Requirement: Going through the material below, please gather all lines with the word "this" in them.

==*==

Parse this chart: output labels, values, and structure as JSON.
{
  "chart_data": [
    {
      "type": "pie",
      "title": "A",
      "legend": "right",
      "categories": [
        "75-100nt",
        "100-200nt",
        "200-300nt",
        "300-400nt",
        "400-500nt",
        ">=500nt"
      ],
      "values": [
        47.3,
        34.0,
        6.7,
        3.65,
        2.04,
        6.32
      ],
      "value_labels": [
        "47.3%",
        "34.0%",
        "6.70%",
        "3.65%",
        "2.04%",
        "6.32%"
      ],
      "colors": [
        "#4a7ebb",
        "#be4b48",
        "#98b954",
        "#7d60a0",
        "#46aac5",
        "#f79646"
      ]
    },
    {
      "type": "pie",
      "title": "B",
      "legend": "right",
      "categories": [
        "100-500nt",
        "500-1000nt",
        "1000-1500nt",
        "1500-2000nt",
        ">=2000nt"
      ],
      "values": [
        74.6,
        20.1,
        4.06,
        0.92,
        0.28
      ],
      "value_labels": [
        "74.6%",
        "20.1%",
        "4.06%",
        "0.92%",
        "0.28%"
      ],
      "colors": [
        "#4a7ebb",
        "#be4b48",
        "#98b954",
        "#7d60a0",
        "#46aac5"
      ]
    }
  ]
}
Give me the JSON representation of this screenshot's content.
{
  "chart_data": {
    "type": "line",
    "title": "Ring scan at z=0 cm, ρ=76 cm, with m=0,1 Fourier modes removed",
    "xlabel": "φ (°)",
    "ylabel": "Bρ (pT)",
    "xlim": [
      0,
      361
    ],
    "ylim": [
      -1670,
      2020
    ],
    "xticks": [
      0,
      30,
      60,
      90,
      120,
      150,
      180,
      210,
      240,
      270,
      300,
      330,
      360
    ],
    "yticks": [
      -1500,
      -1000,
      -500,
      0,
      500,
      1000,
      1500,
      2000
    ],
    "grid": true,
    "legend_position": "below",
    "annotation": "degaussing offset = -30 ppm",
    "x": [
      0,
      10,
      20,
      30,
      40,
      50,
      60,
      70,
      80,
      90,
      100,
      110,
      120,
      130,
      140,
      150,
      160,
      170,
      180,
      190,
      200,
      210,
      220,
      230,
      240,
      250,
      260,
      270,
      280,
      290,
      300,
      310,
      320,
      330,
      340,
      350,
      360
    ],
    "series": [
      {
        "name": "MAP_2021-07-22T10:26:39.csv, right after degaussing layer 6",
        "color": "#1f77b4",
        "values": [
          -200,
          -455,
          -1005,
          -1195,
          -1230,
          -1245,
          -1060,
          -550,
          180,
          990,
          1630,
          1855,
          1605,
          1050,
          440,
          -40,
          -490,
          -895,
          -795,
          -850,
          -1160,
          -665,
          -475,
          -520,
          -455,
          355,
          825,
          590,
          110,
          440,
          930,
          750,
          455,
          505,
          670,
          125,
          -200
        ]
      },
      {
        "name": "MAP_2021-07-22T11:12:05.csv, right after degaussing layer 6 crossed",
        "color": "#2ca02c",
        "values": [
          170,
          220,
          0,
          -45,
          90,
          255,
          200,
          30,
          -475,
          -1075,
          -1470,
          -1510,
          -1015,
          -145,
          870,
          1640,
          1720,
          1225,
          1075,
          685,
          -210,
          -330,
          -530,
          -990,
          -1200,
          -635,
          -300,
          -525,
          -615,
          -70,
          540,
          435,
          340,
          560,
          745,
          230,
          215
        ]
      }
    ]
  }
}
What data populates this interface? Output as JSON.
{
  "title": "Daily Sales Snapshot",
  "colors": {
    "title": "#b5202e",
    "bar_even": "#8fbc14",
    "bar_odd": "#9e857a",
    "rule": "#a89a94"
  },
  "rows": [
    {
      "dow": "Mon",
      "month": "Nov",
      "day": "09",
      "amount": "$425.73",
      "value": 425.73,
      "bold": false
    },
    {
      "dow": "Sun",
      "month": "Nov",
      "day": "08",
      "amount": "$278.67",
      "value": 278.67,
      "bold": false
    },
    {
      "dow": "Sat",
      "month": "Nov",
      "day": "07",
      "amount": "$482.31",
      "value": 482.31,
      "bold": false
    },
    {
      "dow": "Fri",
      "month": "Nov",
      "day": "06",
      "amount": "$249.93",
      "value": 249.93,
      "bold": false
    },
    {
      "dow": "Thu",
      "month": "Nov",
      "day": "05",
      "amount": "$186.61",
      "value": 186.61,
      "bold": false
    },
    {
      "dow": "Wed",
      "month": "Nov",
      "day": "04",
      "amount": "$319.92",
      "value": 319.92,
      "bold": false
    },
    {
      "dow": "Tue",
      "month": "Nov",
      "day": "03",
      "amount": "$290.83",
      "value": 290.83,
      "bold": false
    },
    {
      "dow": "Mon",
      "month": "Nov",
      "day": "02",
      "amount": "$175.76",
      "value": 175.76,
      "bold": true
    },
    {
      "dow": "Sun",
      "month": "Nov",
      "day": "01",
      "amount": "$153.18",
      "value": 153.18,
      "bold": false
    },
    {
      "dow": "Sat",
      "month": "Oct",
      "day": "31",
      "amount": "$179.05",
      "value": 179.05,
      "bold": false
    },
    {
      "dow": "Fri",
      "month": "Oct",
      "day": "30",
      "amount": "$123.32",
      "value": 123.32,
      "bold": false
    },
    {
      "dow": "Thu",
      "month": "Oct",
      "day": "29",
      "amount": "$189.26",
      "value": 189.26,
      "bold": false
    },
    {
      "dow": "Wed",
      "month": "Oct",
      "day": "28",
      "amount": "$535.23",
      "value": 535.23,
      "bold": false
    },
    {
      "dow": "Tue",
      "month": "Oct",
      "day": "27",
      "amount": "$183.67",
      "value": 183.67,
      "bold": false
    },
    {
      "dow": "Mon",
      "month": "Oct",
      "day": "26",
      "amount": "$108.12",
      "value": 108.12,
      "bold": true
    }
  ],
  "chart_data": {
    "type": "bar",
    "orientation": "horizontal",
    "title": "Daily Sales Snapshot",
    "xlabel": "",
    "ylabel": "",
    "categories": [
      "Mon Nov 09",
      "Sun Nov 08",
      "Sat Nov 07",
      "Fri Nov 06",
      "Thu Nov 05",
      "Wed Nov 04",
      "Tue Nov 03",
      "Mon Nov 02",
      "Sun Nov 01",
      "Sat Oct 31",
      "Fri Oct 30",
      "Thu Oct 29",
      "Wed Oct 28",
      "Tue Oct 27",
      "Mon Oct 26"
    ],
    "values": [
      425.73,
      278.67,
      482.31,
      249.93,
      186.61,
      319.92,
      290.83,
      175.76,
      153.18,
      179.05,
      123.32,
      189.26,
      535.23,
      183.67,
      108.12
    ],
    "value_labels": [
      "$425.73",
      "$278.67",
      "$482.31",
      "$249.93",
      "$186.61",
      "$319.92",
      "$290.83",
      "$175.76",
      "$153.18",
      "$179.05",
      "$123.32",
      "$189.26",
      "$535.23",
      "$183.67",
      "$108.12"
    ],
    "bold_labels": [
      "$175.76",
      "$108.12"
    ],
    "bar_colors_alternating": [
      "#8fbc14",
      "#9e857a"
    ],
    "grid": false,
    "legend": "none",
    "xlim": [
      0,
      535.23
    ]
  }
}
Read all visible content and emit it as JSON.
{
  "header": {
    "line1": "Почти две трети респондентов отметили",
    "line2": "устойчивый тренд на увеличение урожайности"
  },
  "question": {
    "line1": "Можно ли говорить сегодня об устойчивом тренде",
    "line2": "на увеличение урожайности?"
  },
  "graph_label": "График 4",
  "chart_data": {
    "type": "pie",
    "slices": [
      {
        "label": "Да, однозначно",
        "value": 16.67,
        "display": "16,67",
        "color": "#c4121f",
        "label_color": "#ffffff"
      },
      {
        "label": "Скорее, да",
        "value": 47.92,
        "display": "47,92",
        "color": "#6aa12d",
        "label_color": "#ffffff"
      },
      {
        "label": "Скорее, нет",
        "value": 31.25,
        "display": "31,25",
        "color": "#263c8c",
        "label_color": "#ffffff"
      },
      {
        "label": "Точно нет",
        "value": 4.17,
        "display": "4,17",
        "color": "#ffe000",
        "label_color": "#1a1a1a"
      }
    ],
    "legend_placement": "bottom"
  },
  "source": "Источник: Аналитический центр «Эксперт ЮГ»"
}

==*==

Exercise answer:
Parse this chart: output labels, values, and structure as JSON.
Give me the JSON representation of this screenshot's content.
What data populates this interface? Output as JSON.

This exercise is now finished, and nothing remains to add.